DATA EXTRACT:

○ ○ ○ ○ ○ ○ ○

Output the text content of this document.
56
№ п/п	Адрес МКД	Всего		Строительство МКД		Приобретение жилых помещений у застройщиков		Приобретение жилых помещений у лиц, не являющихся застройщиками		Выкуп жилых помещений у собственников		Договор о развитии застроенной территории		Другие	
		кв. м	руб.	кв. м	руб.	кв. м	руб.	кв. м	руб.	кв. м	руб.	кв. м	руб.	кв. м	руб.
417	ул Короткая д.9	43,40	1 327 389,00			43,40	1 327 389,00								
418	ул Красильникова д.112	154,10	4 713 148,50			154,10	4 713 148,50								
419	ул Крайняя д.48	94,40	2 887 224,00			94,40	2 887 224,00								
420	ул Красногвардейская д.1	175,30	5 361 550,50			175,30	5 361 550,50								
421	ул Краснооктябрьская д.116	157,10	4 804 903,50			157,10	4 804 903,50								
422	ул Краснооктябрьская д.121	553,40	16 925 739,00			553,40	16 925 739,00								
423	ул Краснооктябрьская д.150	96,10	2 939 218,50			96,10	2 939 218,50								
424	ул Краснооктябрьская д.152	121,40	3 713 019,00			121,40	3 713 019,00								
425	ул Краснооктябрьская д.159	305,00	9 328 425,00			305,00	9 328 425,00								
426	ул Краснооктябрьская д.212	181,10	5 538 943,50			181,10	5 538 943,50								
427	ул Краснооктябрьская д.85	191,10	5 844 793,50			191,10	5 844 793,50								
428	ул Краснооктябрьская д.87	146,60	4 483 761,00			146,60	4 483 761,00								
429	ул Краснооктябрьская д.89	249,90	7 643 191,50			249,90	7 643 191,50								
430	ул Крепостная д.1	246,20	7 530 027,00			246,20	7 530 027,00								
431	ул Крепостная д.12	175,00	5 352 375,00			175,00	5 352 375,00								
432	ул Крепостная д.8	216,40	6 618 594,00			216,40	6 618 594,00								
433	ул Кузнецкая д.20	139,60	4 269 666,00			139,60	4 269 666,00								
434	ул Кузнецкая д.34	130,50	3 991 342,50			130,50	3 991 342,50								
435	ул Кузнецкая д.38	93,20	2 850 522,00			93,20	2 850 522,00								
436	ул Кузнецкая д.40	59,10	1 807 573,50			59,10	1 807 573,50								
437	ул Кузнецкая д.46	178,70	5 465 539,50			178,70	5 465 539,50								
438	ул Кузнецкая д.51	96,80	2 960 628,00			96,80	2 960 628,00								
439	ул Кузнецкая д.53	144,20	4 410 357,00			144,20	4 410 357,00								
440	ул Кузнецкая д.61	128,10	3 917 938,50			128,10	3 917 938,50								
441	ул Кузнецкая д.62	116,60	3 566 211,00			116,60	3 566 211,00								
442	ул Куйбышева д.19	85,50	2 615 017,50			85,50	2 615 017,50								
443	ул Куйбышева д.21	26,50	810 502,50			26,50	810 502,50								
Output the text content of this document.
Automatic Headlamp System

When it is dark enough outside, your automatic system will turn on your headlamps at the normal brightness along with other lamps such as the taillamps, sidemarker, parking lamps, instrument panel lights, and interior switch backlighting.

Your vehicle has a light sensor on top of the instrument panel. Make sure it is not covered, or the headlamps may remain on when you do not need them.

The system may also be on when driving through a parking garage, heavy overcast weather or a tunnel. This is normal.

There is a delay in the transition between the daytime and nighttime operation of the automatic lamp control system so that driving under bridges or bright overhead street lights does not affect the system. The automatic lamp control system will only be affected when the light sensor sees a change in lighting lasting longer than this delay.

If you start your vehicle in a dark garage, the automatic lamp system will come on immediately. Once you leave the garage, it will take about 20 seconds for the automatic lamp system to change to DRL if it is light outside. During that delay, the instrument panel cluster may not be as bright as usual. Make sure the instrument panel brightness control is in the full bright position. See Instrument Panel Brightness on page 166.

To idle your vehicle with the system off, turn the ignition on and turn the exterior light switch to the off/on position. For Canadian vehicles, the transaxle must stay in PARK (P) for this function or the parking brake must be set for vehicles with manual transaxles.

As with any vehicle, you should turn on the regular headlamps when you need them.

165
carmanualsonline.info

○ ○ ○ ○ ○ ○ ○

PROBLEM DETAILS:
Pull out every line above that holds the word "driving".

CORRECT RESULT:
The system may also be on when driving through a parking garage, heavy overcast weather or a tunnel. This is normal.
There is a delay in the transition between the daytime and nighttime operation of the automatic lamp control system so that driving under bridges or bright overhead street lights does not affect the system. The automatic lamp control system will only be affected when the light sensor sees a change in lighting lasting longer than this delay.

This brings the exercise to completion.